SUPPLIED INFORMATION ▸
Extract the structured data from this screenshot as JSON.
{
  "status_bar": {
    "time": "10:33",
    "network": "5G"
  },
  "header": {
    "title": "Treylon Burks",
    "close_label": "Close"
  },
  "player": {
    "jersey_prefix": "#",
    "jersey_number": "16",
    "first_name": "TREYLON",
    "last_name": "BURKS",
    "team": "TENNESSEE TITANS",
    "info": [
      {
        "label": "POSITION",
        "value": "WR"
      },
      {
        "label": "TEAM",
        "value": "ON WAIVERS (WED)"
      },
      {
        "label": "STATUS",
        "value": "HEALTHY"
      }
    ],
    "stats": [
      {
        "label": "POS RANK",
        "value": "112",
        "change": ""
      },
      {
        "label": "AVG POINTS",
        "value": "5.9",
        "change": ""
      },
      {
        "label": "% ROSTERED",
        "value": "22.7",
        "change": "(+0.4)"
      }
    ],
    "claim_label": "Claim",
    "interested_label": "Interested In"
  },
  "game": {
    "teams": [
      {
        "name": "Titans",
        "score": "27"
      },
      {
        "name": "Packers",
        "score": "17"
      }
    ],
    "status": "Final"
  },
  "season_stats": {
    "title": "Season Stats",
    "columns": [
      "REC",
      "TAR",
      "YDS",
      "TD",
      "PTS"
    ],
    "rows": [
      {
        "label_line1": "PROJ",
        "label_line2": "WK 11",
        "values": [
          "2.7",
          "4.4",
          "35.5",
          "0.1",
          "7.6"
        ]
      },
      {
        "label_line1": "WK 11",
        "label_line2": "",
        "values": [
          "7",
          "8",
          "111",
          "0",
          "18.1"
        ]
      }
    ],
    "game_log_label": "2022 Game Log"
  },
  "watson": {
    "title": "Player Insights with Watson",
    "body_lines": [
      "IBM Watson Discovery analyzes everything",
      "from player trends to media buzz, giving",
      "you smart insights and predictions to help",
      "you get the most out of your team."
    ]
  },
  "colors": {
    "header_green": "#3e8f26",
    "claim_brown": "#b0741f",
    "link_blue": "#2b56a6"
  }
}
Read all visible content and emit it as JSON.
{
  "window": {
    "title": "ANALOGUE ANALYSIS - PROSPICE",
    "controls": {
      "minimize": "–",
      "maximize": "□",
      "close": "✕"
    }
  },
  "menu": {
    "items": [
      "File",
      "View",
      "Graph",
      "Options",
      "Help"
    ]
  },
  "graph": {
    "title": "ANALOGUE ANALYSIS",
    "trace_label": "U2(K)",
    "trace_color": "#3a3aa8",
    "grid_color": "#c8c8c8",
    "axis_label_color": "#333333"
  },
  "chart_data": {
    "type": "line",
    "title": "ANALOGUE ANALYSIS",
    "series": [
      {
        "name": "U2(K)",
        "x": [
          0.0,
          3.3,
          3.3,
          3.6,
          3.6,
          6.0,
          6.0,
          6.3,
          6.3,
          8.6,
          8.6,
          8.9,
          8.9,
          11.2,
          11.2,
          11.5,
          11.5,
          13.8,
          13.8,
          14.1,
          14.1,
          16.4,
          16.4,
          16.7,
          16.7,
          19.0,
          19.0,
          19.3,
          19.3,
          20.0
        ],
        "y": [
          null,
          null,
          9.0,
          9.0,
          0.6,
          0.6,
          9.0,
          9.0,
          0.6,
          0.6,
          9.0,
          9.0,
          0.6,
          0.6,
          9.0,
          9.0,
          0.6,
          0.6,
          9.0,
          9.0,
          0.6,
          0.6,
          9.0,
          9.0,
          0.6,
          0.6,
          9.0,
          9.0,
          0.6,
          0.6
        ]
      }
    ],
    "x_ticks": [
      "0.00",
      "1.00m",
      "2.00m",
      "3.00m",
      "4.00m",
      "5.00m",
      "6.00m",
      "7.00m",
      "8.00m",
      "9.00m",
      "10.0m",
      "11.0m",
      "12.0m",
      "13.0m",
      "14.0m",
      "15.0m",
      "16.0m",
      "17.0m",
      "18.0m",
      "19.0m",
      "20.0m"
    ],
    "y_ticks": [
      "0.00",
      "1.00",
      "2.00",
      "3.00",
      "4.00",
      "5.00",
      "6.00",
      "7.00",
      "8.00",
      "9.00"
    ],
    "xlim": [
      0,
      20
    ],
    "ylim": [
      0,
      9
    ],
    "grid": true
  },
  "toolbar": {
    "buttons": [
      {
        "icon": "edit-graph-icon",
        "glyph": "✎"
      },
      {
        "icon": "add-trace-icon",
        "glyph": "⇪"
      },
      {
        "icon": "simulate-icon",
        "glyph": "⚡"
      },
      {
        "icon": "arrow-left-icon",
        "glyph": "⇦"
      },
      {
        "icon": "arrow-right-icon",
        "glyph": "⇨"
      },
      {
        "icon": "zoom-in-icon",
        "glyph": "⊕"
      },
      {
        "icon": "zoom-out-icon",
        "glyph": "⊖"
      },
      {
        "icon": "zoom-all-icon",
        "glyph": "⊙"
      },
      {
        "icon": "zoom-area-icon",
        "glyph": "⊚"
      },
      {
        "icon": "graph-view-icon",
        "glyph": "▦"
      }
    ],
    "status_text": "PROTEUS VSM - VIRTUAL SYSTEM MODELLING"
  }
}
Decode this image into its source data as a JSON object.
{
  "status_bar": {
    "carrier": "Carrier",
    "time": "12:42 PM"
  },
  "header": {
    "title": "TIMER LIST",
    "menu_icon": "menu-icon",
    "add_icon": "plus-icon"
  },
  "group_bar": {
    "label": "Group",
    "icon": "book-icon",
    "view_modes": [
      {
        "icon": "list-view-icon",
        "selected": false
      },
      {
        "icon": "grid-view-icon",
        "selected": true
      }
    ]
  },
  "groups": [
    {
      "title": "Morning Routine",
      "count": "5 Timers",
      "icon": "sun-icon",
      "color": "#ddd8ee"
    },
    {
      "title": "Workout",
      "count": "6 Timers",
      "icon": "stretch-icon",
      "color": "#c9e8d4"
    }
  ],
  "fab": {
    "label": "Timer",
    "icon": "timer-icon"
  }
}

EXERCISE AIM ▸ Retype the listing. Match it exactly.

RESULT FOR THIS EXERCISE ▸
Extract the structured data from this screenshot as JSON.
{
  "status_bar": {
    "time": "10:33",
    "network": "5G"
  },
  "header": {
    "title": "Treylon Burks",
    "close_label": "Close"
  },
  "player": {
    "jersey_prefix": "#",
    "jersey_number": "16",
    "first_name": "TREYLON",
    "last_name": "BURKS",
    "team": "TENNESSEE TITANS",
    "info": [
      {
        "label": "POSITION",
        "value": "WR"
      },
      {
        "label": "TEAM",
        "value": "ON WAIVERS (WED)"
      },
      {
        "label": "STATUS",
        "value": "HEALTHY"
      }
    ],
    "stats": [
      {
        "label": "POS RANK",
        "value": "112",
        "change": ""
      },
      {
        "label": "AVG POINTS",
        "value": "5.9",
        "change": ""
      },
      {
        "label": "% ROSTERED",
        "value": "22.7",
        "change": "(+0.4)"
      }
    ],
    "claim_label": "Claim",
    "interested_label": "Interested In"
  },
  "game": {
    "teams": [
      {
        "name": "Titans",
        "score": "27"
      },
      {
        "name": "Packers",
        "score": "17"
      }
    ],
    "status": "Final"
  },
  "season_stats": {
    "title": "Season Stats",
    "columns": [
      "REC",
      "TAR",
      "YDS",
      "TD",
      "PTS"
    ],
    "rows": [
      {
        "label_line1": "PROJ",
        "label_line2": "WK 11",
        "values": [
          "2.7",
          "4.4",
          "35.5",
          "0.1",
          "7.6"
        ]
      },
      {
        "label_line1": "WK 11",
        "label_line2": "",
        "values": [
          "7",
          "8",
          "111",
          "0",
          "18.1"
        ]
      }
    ],
    "game_log_label": "2022 Game Log"
  },
  "watson": {
    "title": "Player Insights with Watson",
    "body_lines": [
      "IBM Watson Discovery analyzes everything",
      "from player trends to media buzz, giving",
      "you smart insights and predictions to help",
      "you get the most out of your team."
    ]
  },
  "colors": {
    "header_green": "#3e8f26",
    "claim_brown": "#b0741f",
    "link_blue": "#2b56a6"
  }
}
Read all visible content and emit it as JSON.
{
  "window": {
    "title": "ANALOGUE ANALYSIS - PROSPICE",
    "controls": {
      "minimize": "–",
      "maximize": "□",
      "close": "✕"
    }
  },
  "menu": {
    "items": [
      "File",
      "View",
      "Graph",
      "Options",
      "Help"
    ]
  },
  "graph": {
    "title": "ANALOGUE ANALYSIS",
    "trace_label": "U2(K)",
    "trace_color": "#3a3aa8",
    "grid_color": "#c8c8c8",
    "axis_label_color": "#333333"
  },
  "chart_data": {
    "type": "line",
    "title": "ANALOGUE ANALYSIS",
    "series": [
      {
        "name": "U2(K)",
        "x": [
          0.0,
          3.3,
          3.3,
          3.6,
          3.6,
          6.0,
          6.0,
          6.3,
          6.3,
          8.6,
          8.6,
          8.9,
          8.9,
          11.2,
          11.2,
          11.5,
          11.5,
          13.8,
          13.8,
          14.1,
          14.1,
          16.4,
          16.4,
          16.7,
          16.7,
          19.0,
          19.0,
          19.3,
          19.3,
          20.0
        ],
        "y": [
          null,
          null,
          9.0,
          9.0,
          0.6,
          0.6,
          9.0,
          9.0,
          0.6,
          0.6,
          9.0,
          9.0,
          0.6,
          0.6,
          9.0,
          9.0,
          0.6,
          0.6,
          9.0,
          9.0,
          0.6,
          0.6,
          9.0,
          9.0,
          0.6,
          0.6,
          9.0,
          9.0,
          0.6,
          0.6
        ]
      }
    ],
    "x_ticks": [
      "0.00",
      "1.00m",
      "2.00m",
      "3.00m",
      "4.00m",
      "5.00m",
      "6.00m",
      "7.00m",
      "8.00m",
      "9.00m",
      "10.0m",
      "11.0m",
      "12.0m",
      "13.0m",
      "14.0m",
      "15.0m",
      "16.0m",
      "17.0m",
      "18.0m",
      "19.0m",
      "20.0m"
    ],
    "y_ticks": [
      "0.00",
      "1.00",
      "2.00",
      "3.00",
      "4.00",
      "5.00",
      "6.00",
      "7.00",
      "8.00",
      "9.00"
    ],
    "xlim": [
      0,
      20
    ],
    "ylim": [
      0,
      9
    ],
    "grid": true
  },
  "toolbar": {
    "buttons": [
      {
        "icon": "edit-graph-icon",
        "glyph": "✎"
      },
      {
        "icon": "add-trace-icon",
        "glyph": "⇪"
      },
      {
        "icon": "simulate-icon",
        "glyph": "⚡"
      },
      {
        "icon": "arrow-left-icon",
        "glyph": "⇦"
      },
      {
        "icon": "arrow-right-icon",
        "glyph": "⇨"
      },
      {
        "icon": "zoom-in-icon",
        "glyph": "⊕"
      },
      {
        "icon": "zoom-out-icon",
        "glyph": "⊖"
      },
      {
        "icon": "zoom-all-icon",
        "glyph": "⊙"
      },
      {
        "icon": "zoom-area-icon",
        "glyph": "⊚"
      },
      {
        "icon": "graph-view-icon",
        "glyph": "▦"
      }
    ],
    "status_text": "PROTEUS VSM - VIRTUAL SYSTEM MODELLING"
  }
}
Decode this image into its source data as a JSON object.
{
  "status_bar": {
    "carrier": "Carrier",
    "time": "12:42 PM"
  },
  "header": {
    "title": "TIMER LIST",
    "menu_icon": "menu-icon",
    "add_icon": "plus-icon"
  },
  "group_bar": {
    "label": "Group",
    "icon": "book-icon",
    "view_modes": [
      {
        "icon": "list-view-icon",
        "selected": false
      },
      {
        "icon": "grid-view-icon",
        "selected": true
      }
    ]
  },
  "groups": [
    {
      "title": "Morning Routine",
      "count": "5 Timers",
      "icon": "sun-icon",
      "color": "#ddd8ee"
    },
    {
      "title": "Workout",
      "count": "6 Timers",
      "icon": "stretch-icon",
      "color": "#c9e8d4"
    }
  ],
  "fab": {
    "label": "Timer",
    "icon": "timer-icon"
  }
}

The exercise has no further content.